Print out every line, exactly as written.

◇ ◇ ◇ ◇ ◇ ◇ ◇

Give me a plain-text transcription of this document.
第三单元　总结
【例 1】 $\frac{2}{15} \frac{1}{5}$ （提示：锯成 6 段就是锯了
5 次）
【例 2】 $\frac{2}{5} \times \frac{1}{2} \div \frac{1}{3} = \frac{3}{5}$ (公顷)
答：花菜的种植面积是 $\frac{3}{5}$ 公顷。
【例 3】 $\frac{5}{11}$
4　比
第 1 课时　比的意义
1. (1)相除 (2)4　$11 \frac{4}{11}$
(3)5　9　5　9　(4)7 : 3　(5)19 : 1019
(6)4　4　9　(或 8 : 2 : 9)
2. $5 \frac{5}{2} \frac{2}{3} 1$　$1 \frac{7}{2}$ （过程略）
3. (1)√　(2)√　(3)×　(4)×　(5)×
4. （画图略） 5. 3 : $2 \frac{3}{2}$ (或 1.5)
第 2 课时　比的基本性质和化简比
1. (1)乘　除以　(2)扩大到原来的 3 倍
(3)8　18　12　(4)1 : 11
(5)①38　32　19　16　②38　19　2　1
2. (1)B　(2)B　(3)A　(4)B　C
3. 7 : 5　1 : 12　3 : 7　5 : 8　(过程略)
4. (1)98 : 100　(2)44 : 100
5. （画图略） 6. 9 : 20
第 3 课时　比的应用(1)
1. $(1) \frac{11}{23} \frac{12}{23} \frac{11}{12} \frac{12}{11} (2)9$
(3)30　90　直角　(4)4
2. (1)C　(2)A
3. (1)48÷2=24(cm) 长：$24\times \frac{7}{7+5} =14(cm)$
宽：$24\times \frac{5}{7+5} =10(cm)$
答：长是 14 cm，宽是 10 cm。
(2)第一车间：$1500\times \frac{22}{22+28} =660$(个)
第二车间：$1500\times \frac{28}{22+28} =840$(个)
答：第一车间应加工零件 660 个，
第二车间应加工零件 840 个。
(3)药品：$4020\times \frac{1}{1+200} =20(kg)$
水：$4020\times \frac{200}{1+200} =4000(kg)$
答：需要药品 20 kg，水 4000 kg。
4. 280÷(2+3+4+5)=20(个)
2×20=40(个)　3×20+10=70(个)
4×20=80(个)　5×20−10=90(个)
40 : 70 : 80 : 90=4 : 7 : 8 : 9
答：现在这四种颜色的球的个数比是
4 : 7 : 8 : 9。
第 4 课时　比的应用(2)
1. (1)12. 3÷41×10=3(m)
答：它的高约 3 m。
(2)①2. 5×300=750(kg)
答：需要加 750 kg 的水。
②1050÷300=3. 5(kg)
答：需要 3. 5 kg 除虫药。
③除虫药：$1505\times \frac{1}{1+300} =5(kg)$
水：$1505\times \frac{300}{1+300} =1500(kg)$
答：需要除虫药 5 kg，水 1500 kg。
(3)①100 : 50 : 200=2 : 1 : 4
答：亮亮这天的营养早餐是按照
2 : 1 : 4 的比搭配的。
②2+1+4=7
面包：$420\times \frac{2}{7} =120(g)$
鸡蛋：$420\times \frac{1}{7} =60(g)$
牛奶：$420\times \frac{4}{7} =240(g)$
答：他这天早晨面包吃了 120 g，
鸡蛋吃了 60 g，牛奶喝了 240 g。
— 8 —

◇ ◇ ◇ ◇ ◇ ◇ ◇

◆ **RESPONSE BELOW**:
Give me a plain-text transcription of this document.
第三单元　总结
【例 1】 $\frac{2}{15} \frac{1}{5}$ （提示：锯成 6 段就是锯了
5 次）
【例 2】 $\frac{2}{5} \times \frac{1}{2} \div \frac{1}{3} = \frac{3}{5}$ (公顷)
答：花菜的种植面积是 $\frac{3}{5}$ 公顷。
【例 3】 $\frac{5}{11}$
4　比
第 1 课时　比的意义
1. (1)相除 (2)4　$11 \frac{4}{11}$
(3)5　9　5　9　(4)7 : 3　(5)19 : 1019
(6)4　4　9　(或 8 : 2 : 9)
2. $5 \frac{5}{2} \frac{2}{3} 1$　$1 \frac{7}{2}$ （过程略）
3. (1)√　(2)√　(3)×　(4)×　(5)×
4. （画图略） 5. 3 : $2 \frac{3}{2}$ (或 1.5)
第 2 课时　比的基本性质和化简比
1. (1)乘　除以　(2)扩大到原来的 3 倍
(3)8　18　12　(4)1 : 11
(5)①38　32　19　16　②38　19　2　1
2. (1)B　(2)B　(3)A　(4)B　C
3. 7 : 5　1 : 12　3 : 7　5 : 8　(过程略)
4. (1)98 : 100　(2)44 : 100
5. （画图略） 6. 9 : 20
第 3 课时　比的应用(1)
1. $(1) \frac{11}{23} \frac{12}{23} \frac{11}{12} \frac{12}{11} (2)9$
(3)30　90　直角　(4)4
2. (1)C　(2)A
3. (1)48÷2=24(cm) 长：$24\times \frac{7}{7+5} =14(cm)$
宽：$24\times \frac{5}{7+5} =10(cm)$
答：长是 14 cm，宽是 10 cm。
(2)第一车间：$1500\times \frac{22}{22+28} =660$(个)
第二车间：$1500\times \frac{28}{22+28} =840$(个)
答：第一车间应加工零件 660 个，
第二车间应加工零件 840 个。
(3)药品：$4020\times \frac{1}{1+200} =20(kg)$
水：$4020\times \frac{200}{1+200} =4000(kg)$
答：需要药品 20 kg，水 4000 kg。
4. 280÷(2+3+4+5)=20(个)
2×20=40(个)　3×20+10=70(个)
4×20=80(个)　5×20−10=90(个)
40 : 70 : 80 : 90=4 : 7 : 8 : 9
答：现在这四种颜色的球的个数比是
4 : 7 : 8 : 9。
第 4 课时　比的应用(2)
1. (1)12. 3÷41×10=3(m)
答：它的高约 3 m。
(2)①2. 5×300=750(kg)
答：需要加 750 kg 的水。
②1050÷300=3. 5(kg)
答：需要 3. 5 kg 除虫药。
③除虫药：$1505\times \frac{1}{1+300} =5(kg)$
水：$1505\times \frac{300}{1+300} =1500(kg)$
答：需要除虫药 5 kg，水 1500 kg。
(3)①100 : 50 : 200=2 : 1 : 4
答：亮亮这天的营养早餐是按照
2 : 1 : 4 的比搭配的。
②2+1+4=7
面包：$420\times \frac{2}{7} =120(g)$
鸡蛋：$420\times \frac{1}{7} =60(g)$
牛奶：$420\times \frac{4}{7} =240(g)$
答：他这天早晨面包吃了 120 g，
鸡蛋吃了 60 g，牛奶喝了 240 g。
— 8 —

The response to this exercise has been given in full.